» TASK BRIEF:
Check every line of the entries that follow, and copy the ones containing "tích".
───── DATA EXCERPTS ─────
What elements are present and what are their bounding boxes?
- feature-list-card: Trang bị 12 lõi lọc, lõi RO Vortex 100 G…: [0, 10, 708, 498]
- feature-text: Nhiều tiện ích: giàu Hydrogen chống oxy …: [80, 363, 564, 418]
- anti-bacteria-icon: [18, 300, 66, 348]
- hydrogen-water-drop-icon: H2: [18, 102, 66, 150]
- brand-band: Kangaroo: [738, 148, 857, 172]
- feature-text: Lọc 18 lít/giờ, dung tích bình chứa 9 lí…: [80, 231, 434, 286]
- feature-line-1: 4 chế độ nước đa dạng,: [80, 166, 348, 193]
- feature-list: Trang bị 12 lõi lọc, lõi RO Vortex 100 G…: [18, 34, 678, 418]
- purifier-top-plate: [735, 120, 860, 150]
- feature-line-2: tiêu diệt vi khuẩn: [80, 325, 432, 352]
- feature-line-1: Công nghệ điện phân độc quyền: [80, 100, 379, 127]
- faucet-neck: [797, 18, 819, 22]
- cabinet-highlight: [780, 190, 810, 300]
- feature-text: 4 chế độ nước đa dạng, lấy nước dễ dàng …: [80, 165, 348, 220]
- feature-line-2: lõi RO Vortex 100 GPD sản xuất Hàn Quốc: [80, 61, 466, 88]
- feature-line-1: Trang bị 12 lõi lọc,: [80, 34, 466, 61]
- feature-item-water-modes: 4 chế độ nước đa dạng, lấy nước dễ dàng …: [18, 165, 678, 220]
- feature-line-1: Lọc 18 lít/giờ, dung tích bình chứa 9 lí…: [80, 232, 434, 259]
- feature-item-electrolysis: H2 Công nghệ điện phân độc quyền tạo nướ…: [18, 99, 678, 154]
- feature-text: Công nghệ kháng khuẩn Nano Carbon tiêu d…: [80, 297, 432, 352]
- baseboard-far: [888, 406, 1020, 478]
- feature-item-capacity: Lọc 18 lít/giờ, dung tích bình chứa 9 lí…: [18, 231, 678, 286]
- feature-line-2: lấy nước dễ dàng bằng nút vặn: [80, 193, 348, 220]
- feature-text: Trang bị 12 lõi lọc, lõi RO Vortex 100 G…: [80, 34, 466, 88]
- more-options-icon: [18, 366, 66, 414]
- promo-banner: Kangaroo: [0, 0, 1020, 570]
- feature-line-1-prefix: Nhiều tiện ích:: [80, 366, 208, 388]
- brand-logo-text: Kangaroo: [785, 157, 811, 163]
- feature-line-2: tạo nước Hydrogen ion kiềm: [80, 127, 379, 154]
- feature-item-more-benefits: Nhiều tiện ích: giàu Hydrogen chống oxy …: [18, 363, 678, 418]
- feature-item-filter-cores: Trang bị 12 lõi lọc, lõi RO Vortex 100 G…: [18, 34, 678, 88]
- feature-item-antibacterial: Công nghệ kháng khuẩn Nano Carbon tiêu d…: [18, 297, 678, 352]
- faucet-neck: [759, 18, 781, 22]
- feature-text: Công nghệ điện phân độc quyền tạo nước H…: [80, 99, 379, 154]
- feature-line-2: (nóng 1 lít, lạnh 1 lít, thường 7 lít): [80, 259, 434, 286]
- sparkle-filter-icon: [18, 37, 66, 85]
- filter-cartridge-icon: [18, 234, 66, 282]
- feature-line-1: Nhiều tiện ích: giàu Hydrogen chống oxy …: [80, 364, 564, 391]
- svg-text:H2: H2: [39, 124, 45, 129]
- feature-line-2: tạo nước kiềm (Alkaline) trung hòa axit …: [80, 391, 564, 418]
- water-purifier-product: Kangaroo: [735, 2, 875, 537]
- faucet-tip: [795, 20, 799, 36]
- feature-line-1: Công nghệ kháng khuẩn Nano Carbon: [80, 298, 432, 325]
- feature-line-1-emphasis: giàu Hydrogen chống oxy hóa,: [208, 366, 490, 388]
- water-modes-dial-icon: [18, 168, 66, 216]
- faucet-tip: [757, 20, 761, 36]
─────
» OUTPUT BELOW:
- feature-text: Lọc 18 lít/giờ, dung tích bình chứa 9 lí…: [80, 231, 434, 286]
- feature-line-1: Lọc 18 lít/giờ, dung tích bình chứa 9 lí…: [80, 232, 434, 259]
- feature-item-capacity: Lọc 18 lít/giờ, dung tích bình chứa 9 lí…: [18, 231, 678, 286]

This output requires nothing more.